What the task requires: Omit all pictures, then retype the data exactly as given.

Supplied data:
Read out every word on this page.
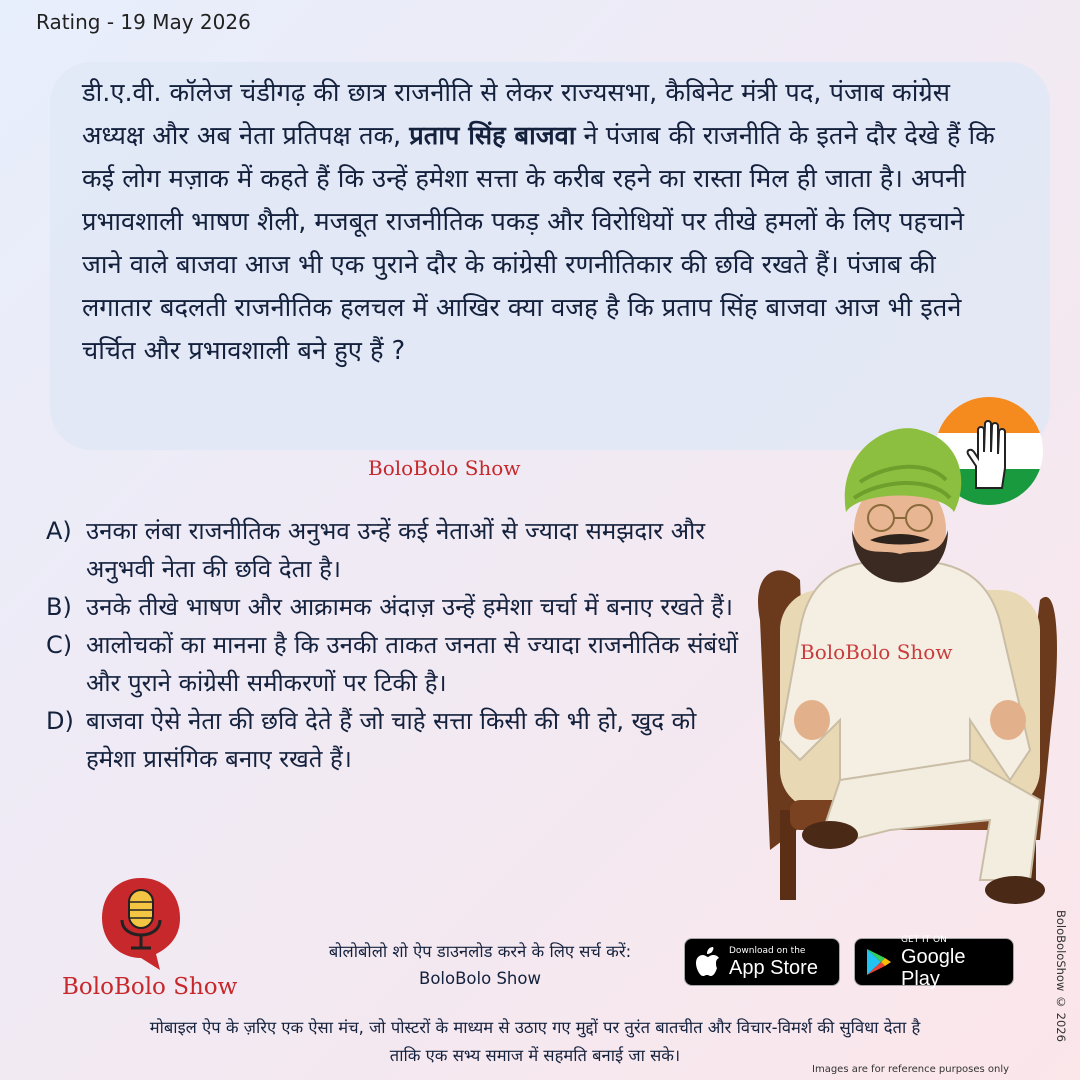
Rating - 19 May 2026

डी.ए.वी. कॉलेज चंडीगढ़ की छात्र राजनीति से लेकर राज्यसभा, कैबिनेट मंत्री पद, पंजाब कांग्रेस अध्यक्ष और अब नेता प्रतिपक्ष तक, प्रताप सिंह बाजवा ने पंजाब की राजनीति के इतने दौर देखे हैं कि कई लोग मज़ाक में कहते हैं कि उन्हें हमेशा सत्ता के करीब रहने का रास्ता मिल ही जाता है। अपनी प्रभावशाली भाषण शैली, मजबूत राजनीतिक पकड़ और विरोधियों पर तीखे हमलों के लिए पहचाने जाने वाले बाजवा आज भी एक पुराने दौर के कांग्रेसी रणनीतिकार की छवि रखते हैं। पंजाब की लगातार बदलती राजनीतिक हलचल में आखिर क्या वजह है कि प्रताप सिंह बाजवा आज भी इतने चर्चित और प्रभावशाली बने हुए हैं ?

BoloBolo Show
A) उनका लंबा राजनीतिक अनुभव उन्हें कई नेताओं से ज्यादा समझदार और अनुभवी नेता की छवि देता है।
B) उनके तीखे भाषण और आक्रामक अंदाज़ उन्हें हमेशा चर्चा में बनाए रखते हैं।
C) आलोचकों का मानना है कि उनकी ताकत जनता से ज्यादा राजनीतिक संबंधों और पुराने कांग्रेसी समीकरणों पर टिकी है।
D) बाजवा ऐसे नेता की छवि देते हैं जो चाहे सत्ता किसी की भी हो, खुद को हमेशा प्रासंगिक बनाए रखते हैं।
BoloBolo Show
BoloBolo Show
बोलोबोलो शो ऐप डाउनलोड करने के लिए सर्च करें:
BoloBolo Show
Download on the
App Store
GET IT ON
Google Play
मोबाइल ऐप के ज़रिए एक ऐसा मंच, जो पोस्टरों के माध्यम से उठाए गए मुद्दों पर तुरंत बातचीत और विचार-विमर्श की सुविधा देता है
ताकि एक सभ्य समाज में सहमति बनाई जा सके।
BoloBoloShow © 2026
Images are for reference purposes only
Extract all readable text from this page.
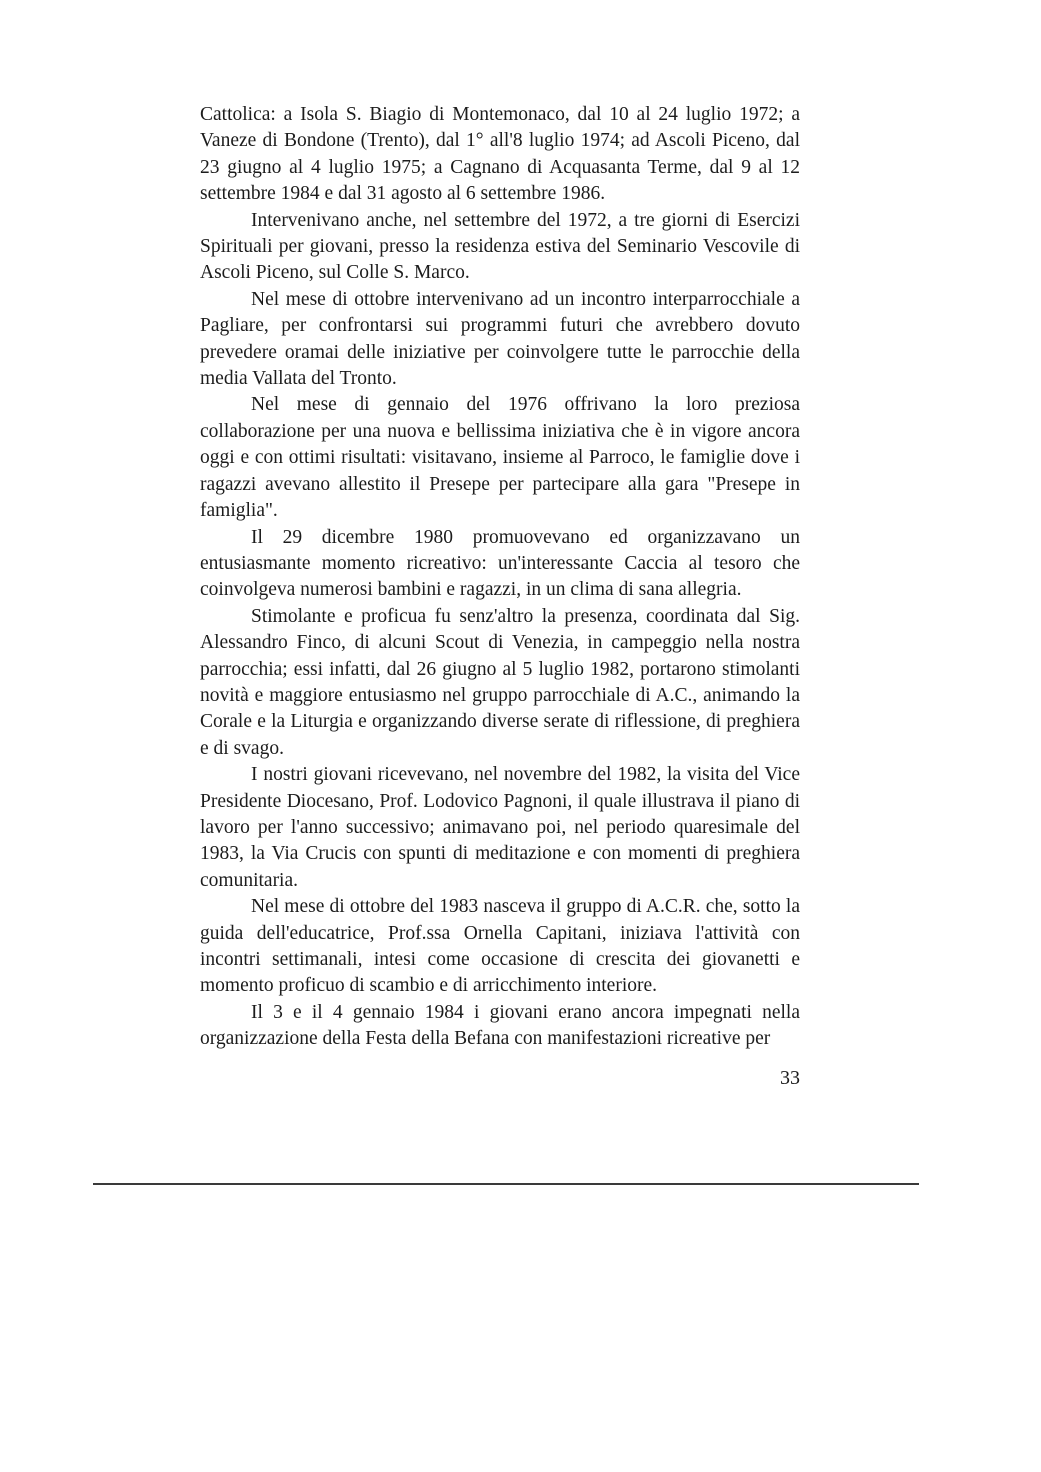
Cattolica: a Isola S. Biagio di Montemonaco, dal 10 al 24 luglio 1972; a Vaneze di Bondone (Trento), dal 1° all'8 luglio 1974; ad Ascoli Piceno, dal 23 giugno al 4 luglio 1975; a Cagnano di Acquasanta Terme, dal 9 al 12 settembre 1984 e dal 31 agosto al 6 settembre 1986.

Intervenivano anche, nel settembre del 1972, a tre giorni di Esercizi Spirituali per giovani, presso la residenza estiva del Seminario Vescovile di Ascoli Piceno, sul Colle S. Marco.

Nel mese di ottobre intervenivano ad un incontro interparrocchiale a Pagliare, per confrontarsi sui programmi futuri che avrebbero dovuto prevedere oramai delle iniziative per coinvolgere tutte le parrocchie della media Vallata del Tronto.

Nel mese di gennaio del 1976 offrivano la loro preziosa collaborazione per una nuova e bellissima iniziativa che è in vigore ancora oggi e con ottimi risultati: visitavano, insieme al Parroco, le famiglie dove i ragazzi avevano allestito il Presepe per partecipare alla gara "Presepe in famiglia".

Il 29 dicembre 1980 promuovevano ed organizzavano un entusiasmante momento ricreativo: un'interessante Caccia al tesoro che coinvolgeva numerosi bambini e ragazzi, in un clima di sana allegria.

Stimolante e proficua fu senz'altro la presenza, coordinata dal Sig. Alessandro Finco, di alcuni Scout di Venezia, in campeggio nella nostra parrocchia; essi infatti, dal 26 giugno al 5 luglio 1982, portarono stimolanti novità e maggiore entusiasmo nel gruppo parrocchiale di A.C., animando la Corale e la Liturgia e organizzando diverse serate di riflessione, di preghiera e di svago.

I nostri giovani ricevevano, nel novembre del 1982, la visita del Vice Presidente Diocesano, Prof. Lodovico Pagnoni, il quale illustrava il piano di lavoro per l'anno successivo; animavano poi, nel periodo quaresimale del 1983, la Via Crucis con spunti di meditazione e con momenti di preghiera comunitaria.

Nel mese di ottobre del 1983 nasceva il gruppo di A.C.R. che, sotto la guida dell'educatrice, Prof.ssa Ornella Capitani, iniziava l'attività con incontri settimanali, intesi come occasione di crescita dei giovanetti e momento proficuo di scambio e di arricchimento interiore.

Il 3 e il 4 gennaio 1984 i giovani erano ancora impegnati nella organizzazione della Festa della Befana con manifestazioni ricreative per

33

Solution for this problem:
Read out every word on this page.
Rating - 19 May 2026

डी.ए.वी. कॉलेज चंडीगढ़ की छात्र राजनीति से लेकर राज्यसभा, कैबिनेट मंत्री पद, पंजाब कांग्रेस अध्यक्ष और अब नेता प्रतिपक्ष तक, प्रताप सिंह बाजवा ने पंजाब की राजनीति के इतने दौर देखे हैं कि कई लोग मज़ाक में कहते हैं कि उन्हें हमेशा सत्ता के करीब रहने का रास्ता मिल ही जाता है। अपनी प्रभावशाली भाषण शैली, मजबूत राजनीतिक पकड़ और विरोधियों पर तीखे हमलों के लिए पहचाने जाने वाले बाजवा आज भी एक पुराने दौर के कांग्रेसी रणनीतिकार की छवि रखते हैं। पंजाब की लगातार बदलती राजनीतिक हलचल में आखिर क्या वजह है कि प्रताप सिंह बाजवा आज भी इतने चर्चित और प्रभावशाली बने हुए हैं ?

BoloBolo Show
A) उनका लंबा राजनीतिक अनुभव उन्हें कई नेताओं से ज्यादा समझदार और अनुभवी नेता की छवि देता है।
B) उनके तीखे भाषण और आक्रामक अंदाज़ उन्हें हमेशा चर्चा में बनाए रखते हैं।
C) आलोचकों का मानना है कि उनकी ताकत जनता से ज्यादा राजनीतिक संबंधों और पुराने कांग्रेसी समीकरणों पर टिकी है।
D) बाजवा ऐसे नेता की छवि देते हैं जो चाहे सत्ता किसी की भी हो, खुद को हमेशा प्रासंगिक बनाए रखते हैं।
BoloBolo Show
BoloBolo Show
बोलोबोलो शो ऐप डाउनलोड करने के लिए सर्च करें:
BoloBolo Show
Download on the
App Store
GET IT ON
Google Play
मोबाइल ऐप के ज़रिए एक ऐसा मंच, जो पोस्टरों के माध्यम से उठाए गए मुद्दों पर तुरंत बातचीत और विचार-विमर्श की सुविधा देता है
ताकि एक सभ्य समाज में सहमति बनाई जा सके।
BoloBoloShow © 2026
Images are for reference purposes only
Extract all readable text from this page.
Cattolica: a Isola S. Biagio di Montemonaco, dal 10 al 24 luglio 1972; a Vaneze di Bondone (Trento), dal 1° all'8 luglio 1974; ad Ascoli Piceno, dal 23 giugno al 4 luglio 1975; a Cagnano di Acquasanta Terme, dal 9 al 12 settembre 1984 e dal 31 agosto al 6 settembre 1986.

Intervenivano anche, nel settembre del 1972, a tre giorni di Esercizi Spirituali per giovani, presso la residenza estiva del Seminario Vescovile di Ascoli Piceno, sul Colle S. Marco.

Nel mese di ottobre intervenivano ad un incontro interparrocchiale a Pagliare, per confrontarsi sui programmi futuri che avrebbero dovuto prevedere oramai delle iniziative per coinvolgere tutte le parrocchie della media Vallata del Tronto.

Nel mese di gennaio del 1976 offrivano la loro preziosa collaborazione per una nuova e bellissima iniziativa che è in vigore ancora oggi e con ottimi risultati: visitavano, insieme al Parroco, le famiglie dove i ragazzi avevano allestito il Presepe per partecipare alla gara "Presepe in famiglia".

Il 29 dicembre 1980 promuovevano ed organizzavano un entusiasmante momento ricreativo: un'interessante Caccia al tesoro che coinvolgeva numerosi bambini e ragazzi, in un clima di sana allegria.

Stimolante e proficua fu senz'altro la presenza, coordinata dal Sig. Alessandro Finco, di alcuni Scout di Venezia, in campeggio nella nostra parrocchia; essi infatti, dal 26 giugno al 5 luglio 1982, portarono stimolanti novità e maggiore entusiasmo nel gruppo parrocchiale di A.C., animando la Corale e la Liturgia e organizzando diverse serate di riflessione, di preghiera e di svago.

I nostri giovani ricevevano, nel novembre del 1982, la visita del Vice Presidente Diocesano, Prof. Lodovico Pagnoni, il quale illustrava il piano di lavoro per l'anno successivo; animavano poi, nel periodo quaresimale del 1983, la Via Crucis con spunti di meditazione e con momenti di preghiera comunitaria.

Nel mese di ottobre del 1983 nasceva il gruppo di A.C.R. che, sotto la guida dell'educatrice, Prof.ssa Ornella Capitani, iniziava l'attività con incontri settimanali, intesi come occasione di crescita dei giovanetti e momento proficuo di scambio e di arricchimento interiore.

Il 3 e il 4 gennaio 1984 i giovani erano ancora impegnati nella organizzazione della Festa della Befana con manifestazioni ricreative per

33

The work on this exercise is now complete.